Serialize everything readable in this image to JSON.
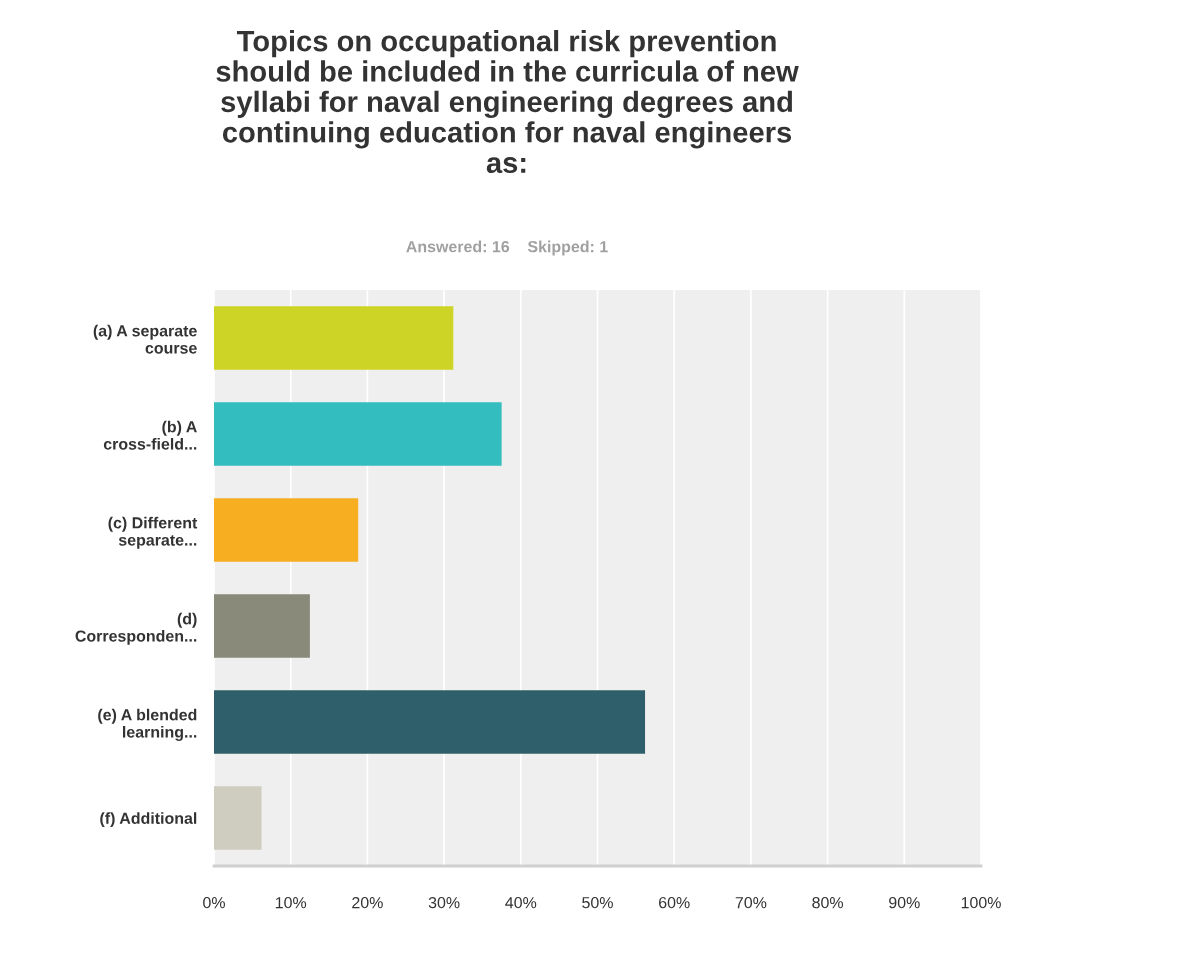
{
  "chart_data": {
    "type": "bar",
    "orientation": "horizontal",
    "title": "Topics on occupational risk prevention\nshould be included in the curricula of new\nsyllabi for naval engineering degrees and\ncontinuing education for naval engineers\nas:",
    "subtitle": "Answered: 16    Skipped: 1",
    "categories": [
      "(a) A separate\ncourse",
      "(b) A\ncross-field...",
      "(c) Different\nseparate...",
      "(d)\nCorresponden...",
      "(e) A blended\nlearning...",
      "(f) Additional"
    ],
    "values": [
      31.2,
      37.5,
      18.8,
      12.5,
      56.2,
      6.2
    ],
    "colors": [
      "#cdd425",
      "#33bdbe",
      "#f7ae21",
      "#898a79",
      "#2e5f6a",
      "#cfcdbf"
    ],
    "xlim": [
      0,
      100
    ],
    "xticks": [
      {
        "value": 0,
        "label": "0%"
      },
      {
        "value": 10,
        "label": "10%"
      },
      {
        "value": 20,
        "label": "20%"
      },
      {
        "value": 30,
        "label": "30%"
      },
      {
        "value": 40,
        "label": "40%"
      },
      {
        "value": 50,
        "label": "50%"
      },
      {
        "value": 60,
        "label": "60%"
      },
      {
        "value": 70,
        "label": "70%"
      },
      {
        "value": 80,
        "label": "80%"
      },
      {
        "value": 90,
        "label": "90%"
      },
      {
        "value": 100,
        "label": "100%"
      }
    ],
    "grid": "x"
  }
}
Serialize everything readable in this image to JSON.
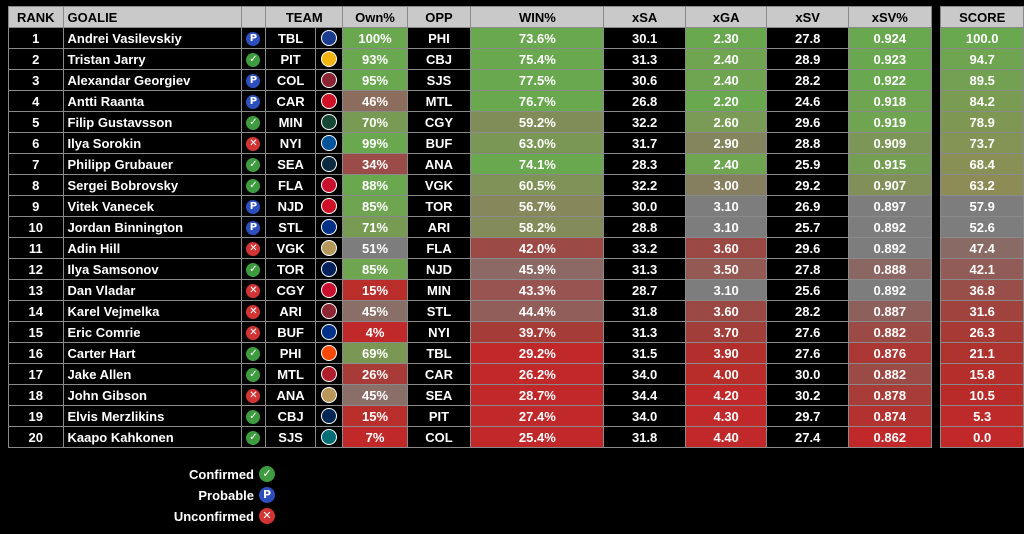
{
  "headers": {
    "rank": "RANK",
    "goalie": "GOALIE",
    "team": "TEAM",
    "own": "Own%",
    "opp": "OPP",
    "win": "WIN%",
    "xsa": "xSA",
    "xga": "xGA",
    "xsv": "xSV",
    "xsvpct": "xSV%",
    "score": "SCORE"
  },
  "status_glyphs": {
    "confirmed": "✓",
    "probable": "P",
    "unconfirmed": "✕"
  },
  "rows": [
    {
      "rank": "1",
      "goalie": "Andrei Vasilevskiy",
      "status": "probable",
      "team": "TBL",
      "logo_color": "#1a3c8f",
      "own": "100%",
      "own_color": "#6aa84f",
      "opp": "PHI",
      "win": "73.6%",
      "win_color": "#6aa84f",
      "xsa": "30.1",
      "xga": "2.30",
      "xga_color": "#6aa84f",
      "xsv": "27.8",
      "xsvpct": "0.924",
      "xsvpct_color": "#6aa84f",
      "score": "100.0",
      "score_color": "#6aa84f"
    },
    {
      "rank": "2",
      "goalie": "Tristan Jarry",
      "status": "confirmed",
      "team": "PIT",
      "logo_color": "#f2b50f",
      "own": "93%",
      "own_color": "#6aa84f",
      "opp": "CBJ",
      "win": "75.4%",
      "win_color": "#6aa84f",
      "xsa": "31.3",
      "xga": "2.40",
      "xga_color": "#6fa450",
      "xsv": "28.9",
      "xsvpct": "0.923",
      "xsvpct_color": "#6aa84f",
      "score": "94.7",
      "score_color": "#6fa450"
    },
    {
      "rank": "3",
      "goalie": "Alexandar Georgiev",
      "status": "probable",
      "team": "COL",
      "logo_color": "#8a2432",
      "own": "95%",
      "own_color": "#6aa84f",
      "opp": "SJS",
      "win": "77.5%",
      "win_color": "#6aa84f",
      "xsa": "30.6",
      "xga": "2.40",
      "xga_color": "#6fa450",
      "xsv": "28.2",
      "xsvpct": "0.922",
      "xsvpct_color": "#6aa84f",
      "score": "89.5",
      "score_color": "#74a051"
    },
    {
      "rank": "4",
      "goalie": "Antti Raanta",
      "status": "probable",
      "team": "CAR",
      "logo_color": "#ce1126",
      "own": "46%",
      "own_color": "#8c6c5c",
      "opp": "MTL",
      "win": "76.7%",
      "win_color": "#6aa84f",
      "xsa": "26.8",
      "xga": "2.20",
      "xga_color": "#6aa84f",
      "xsv": "24.6",
      "xsvpct": "0.918",
      "xsvpct_color": "#6fa450",
      "score": "84.2",
      "score_color": "#799c52"
    },
    {
      "rank": "5",
      "goalie": "Filip Gustavsson",
      "status": "confirmed",
      "team": "MIN",
      "logo_color": "#154734",
      "own": "70%",
      "own_color": "#779b53",
      "opp": "CGY",
      "win": "59.2%",
      "win_color": "#818d58",
      "xsa": "32.2",
      "xga": "2.60",
      "xga_color": "#799b55",
      "xsv": "29.6",
      "xsvpct": "0.919",
      "xsvpct_color": "#6fa450",
      "score": "78.9",
      "score_color": "#7e9854"
    },
    {
      "rank": "6",
      "goalie": "Ilya Sorokin",
      "status": "unconfirmed",
      "team": "NYI",
      "logo_color": "#00539b",
      "own": "99%",
      "own_color": "#6aa84f",
      "opp": "BUF",
      "win": "63.0%",
      "win_color": "#7b9755",
      "xsa": "31.7",
      "xga": "2.90",
      "xga_color": "#84855c",
      "xsv": "28.8",
      "xsvpct": "0.909",
      "xsvpct_color": "#7c9657",
      "score": "73.7",
      "score_color": "#839455"
    },
    {
      "rank": "7",
      "goalie": "Philipp Grubauer",
      "status": "confirmed",
      "team": "SEA",
      "logo_color": "#0b2a3d",
      "own": "34%",
      "own_color": "#9c4c48",
      "opp": "ANA",
      "win": "74.1%",
      "win_color": "#6aa84f",
      "xsa": "28.3",
      "xga": "2.40",
      "xga_color": "#6fa450",
      "xsv": "25.9",
      "xsvpct": "0.915",
      "xsvpct_color": "#749e52",
      "score": "68.4",
      "score_color": "#889056"
    },
    {
      "rank": "8",
      "goalie": "Sergei Bobrovsky",
      "status": "confirmed",
      "team": "FLA",
      "logo_color": "#c8102e",
      "own": "88%",
      "own_color": "#6aa84f",
      "opp": "VGK",
      "win": "60.5%",
      "win_color": "#7f9257",
      "xsa": "32.2",
      "xga": "3.00",
      "xga_color": "#857e5f",
      "xsv": "29.2",
      "xsvpct": "0.907",
      "xsvpct_color": "#818f59",
      "score": "63.2",
      "score_color": "#8d8c57"
    },
    {
      "rank": "9",
      "goalie": "Vitek Vanecek",
      "status": "probable",
      "team": "NJD",
      "logo_color": "#ce1126",
      "own": "85%",
      "own_color": "#6fa450",
      "opp": "TOR",
      "win": "56.7%",
      "win_color": "#86875b",
      "xsa": "30.0",
      "xga": "3.10",
      "xga_color": "#7d7d7d",
      "xsv": "26.9",
      "xsvpct": "0.897",
      "xsvpct_color": "#7d7d7d",
      "score": "57.9",
      "score_color": "#7d7d7d"
    },
    {
      "rank": "10",
      "goalie": "Jordan Binnington",
      "status": "probable",
      "team": "STL",
      "logo_color": "#002f87",
      "own": "71%",
      "own_color": "#779b53",
      "opp": "ARI",
      "win": "58.2%",
      "win_color": "#828b59",
      "xsa": "28.8",
      "xga": "3.10",
      "xga_color": "#7d7d7d",
      "xsv": "25.7",
      "xsvpct": "0.892",
      "xsvpct_color": "#7d7d7d",
      "score": "52.6",
      "score_color": "#7d7d7d"
    },
    {
      "rank": "11",
      "goalie": "Adin Hill",
      "status": "unconfirmed",
      "team": "VGK",
      "logo_color": "#b4975a",
      "own": "51%",
      "own_color": "#7d7d7d",
      "opp": "FLA",
      "win": "42.0%",
      "win_color": "#9c4a46",
      "xsa": "33.2",
      "xga": "3.60",
      "xga_color": "#9a4844",
      "xsv": "29.6",
      "xsvpct": "0.892",
      "xsvpct_color": "#7d7d7d",
      "score": "47.4",
      "score_color": "#8a6a65"
    },
    {
      "rank": "12",
      "goalie": "Ilya Samsonov",
      "status": "confirmed",
      "team": "TOR",
      "logo_color": "#00205b",
      "own": "85%",
      "own_color": "#6fa450",
      "opp": "NJD",
      "win": "45.9%",
      "win_color": "#8c6964",
      "xsa": "31.3",
      "xga": "3.50",
      "xga_color": "#935952",
      "xsv": "27.8",
      "xsvpct": "0.888",
      "xsvpct_color": "#8a6762",
      "score": "42.1",
      "score_color": "#915c57"
    },
    {
      "rank": "13",
      "goalie": "Dan Vladar",
      "status": "unconfirmed",
      "team": "CGY",
      "logo_color": "#c8102e",
      "own": "15%",
      "own_color": "#b92e2a",
      "opp": "MIN",
      "win": "43.3%",
      "win_color": "#975450",
      "xsa": "28.7",
      "xga": "3.10",
      "xga_color": "#7d7d7d",
      "xsv": "25.6",
      "xsvpct": "0.892",
      "xsvpct_color": "#7d7d7d",
      "score": "36.8",
      "score_color": "#984f4a"
    },
    {
      "rank": "14",
      "goalie": "Karel Vejmelka",
      "status": "unconfirmed",
      "team": "ARI",
      "logo_color": "#8c2633",
      "own": "45%",
      "own_color": "#8a6e68",
      "opp": "STL",
      "win": "44.4%",
      "win_color": "#925e59",
      "xsa": "31.8",
      "xga": "3.60",
      "xga_color": "#9a4844",
      "xsv": "28.2",
      "xsvpct": "0.887",
      "xsvpct_color": "#8e605b",
      "score": "31.6",
      "score_color": "#a0433e"
    },
    {
      "rank": "15",
      "goalie": "Eric Comrie",
      "status": "unconfirmed",
      "team": "BUF",
      "logo_color": "#003087",
      "own": "4%",
      "own_color": "#c0282a",
      "opp": "NYI",
      "win": "39.7%",
      "win_color": "#a63c38",
      "xsa": "31.3",
      "xga": "3.70",
      "xga_color": "#a23e3a",
      "xsv": "27.6",
      "xsvpct": "0.882",
      "xsvpct_color": "#9c4a45",
      "score": "26.3",
      "score_color": "#a73a35"
    },
    {
      "rank": "16",
      "goalie": "Carter Hart",
      "status": "confirmed",
      "team": "PHI",
      "logo_color": "#f74902",
      "own": "69%",
      "own_color": "#7a9854",
      "opp": "TBL",
      "win": "29.2%",
      "win_color": "#c0282a",
      "xsa": "31.5",
      "xga": "3.90",
      "xga_color": "#b22f2d",
      "xsv": "27.6",
      "xsvpct": "0.876",
      "xsvpct_color": "#ab3834",
      "score": "21.1",
      "score_color": "#ae332f"
    },
    {
      "rank": "17",
      "goalie": "Jake Allen",
      "status": "confirmed",
      "team": "MTL",
      "logo_color": "#af1e2d",
      "own": "26%",
      "own_color": "#a83b37",
      "opp": "CAR",
      "win": "26.2%",
      "win_color": "#c0282a",
      "xsa": "34.0",
      "xga": "4.00",
      "xga_color": "#b82c2a",
      "xsv": "30.0",
      "xsvpct": "0.882",
      "xsvpct_color": "#9c4a45",
      "score": "15.8",
      "score_color": "#b42e2b"
    },
    {
      "rank": "18",
      "goalie": "John Gibson",
      "status": "unconfirmed",
      "team": "ANA",
      "logo_color": "#b9975b",
      "own": "45%",
      "own_color": "#8a6e68",
      "opp": "SEA",
      "win": "28.7%",
      "win_color": "#c0282a",
      "xsa": "34.4",
      "xga": "4.20",
      "xga_color": "#c0282a",
      "xsv": "30.2",
      "xsvpct": "0.878",
      "xsvpct_color": "#a83c38",
      "score": "10.5",
      "score_color": "#b92b29"
    },
    {
      "rank": "19",
      "goalie": "Elvis Merzlikins",
      "status": "confirmed",
      "team": "CBJ",
      "logo_color": "#002654",
      "own": "15%",
      "own_color": "#b92e2a",
      "opp": "PIT",
      "win": "27.4%",
      "win_color": "#c0282a",
      "xsa": "34.0",
      "xga": "4.30",
      "xga_color": "#c0282a",
      "xsv": "29.7",
      "xsvpct": "0.874",
      "xsvpct_color": "#b3322f",
      "score": "5.3",
      "score_color": "#bd2a29"
    },
    {
      "rank": "20",
      "goalie": "Kaapo Kahkonen",
      "status": "confirmed",
      "team": "SJS",
      "logo_color": "#006d75",
      "own": "7%",
      "own_color": "#c0282a",
      "opp": "COL",
      "win": "25.4%",
      "win_color": "#c0282a",
      "xsa": "31.8",
      "xga": "4.40",
      "xga_color": "#c0282a",
      "xsv": "27.4",
      "xsvpct": "0.862",
      "xsvpct_color": "#c0282a",
      "score": "0.0",
      "score_color": "#c0282a"
    }
  ],
  "legend": [
    {
      "status": "confirmed",
      "label": "Confirmed"
    },
    {
      "status": "probable",
      "label": "Probable"
    },
    {
      "status": "unconfirmed",
      "label": "Unconfirmed"
    }
  ]
}
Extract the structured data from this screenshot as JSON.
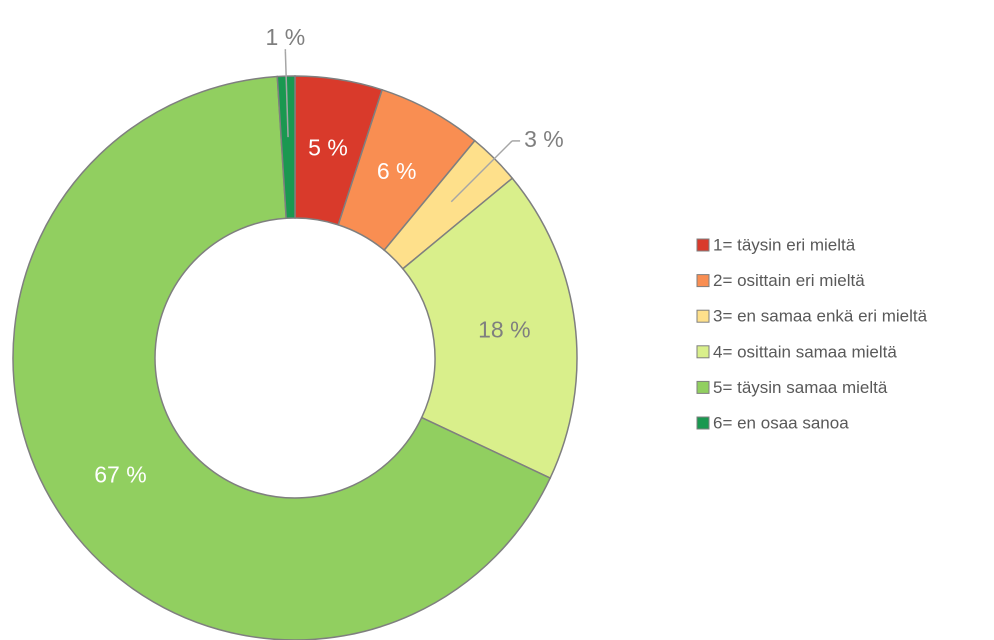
{
  "chart_data": {
    "type": "donut",
    "categories": [
      "1= täysin eri mieltä",
      "2= osittain eri mieltä",
      "3= en samaa enkä eri mieltä",
      "4= osittain samaa mieltä",
      "5= täysin samaa mieltä",
      "6= en osaa sanoa"
    ],
    "values": [
      5,
      6,
      3,
      18,
      67,
      1
    ],
    "value_labels": [
      "5 %",
      "6 %",
      "3 %",
      "18 %",
      "67 %",
      "1 %"
    ],
    "colors": [
      "#d93a2b",
      "#f98e52",
      "#fee08b",
      "#d9ef8b",
      "#91cf60",
      "#1a9850"
    ],
    "label_colors": [
      "#ffffff",
      "#ffffff",
      "#7f7f7f",
      "#7f7f7f",
      "#ffffff",
      "#7f7f7f"
    ],
    "legend": "right"
  }
}
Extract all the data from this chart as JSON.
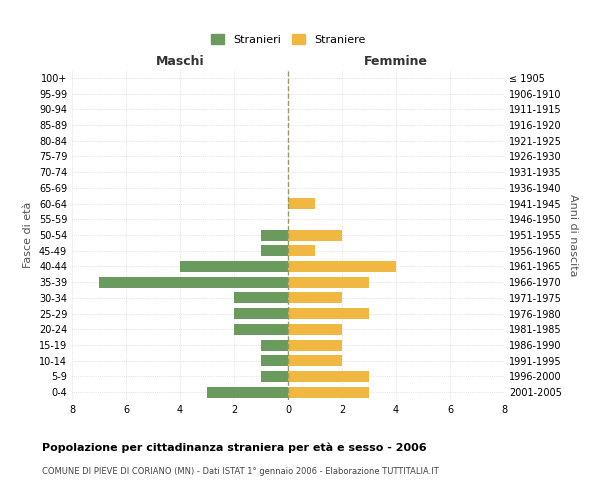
********
→ **Given exercise**
From the entries above, collect every line with the string "täysin" in it.

→ **Problem solution**
      "1= täysin eri mieltä",
      "5= täysin samaa mieltä",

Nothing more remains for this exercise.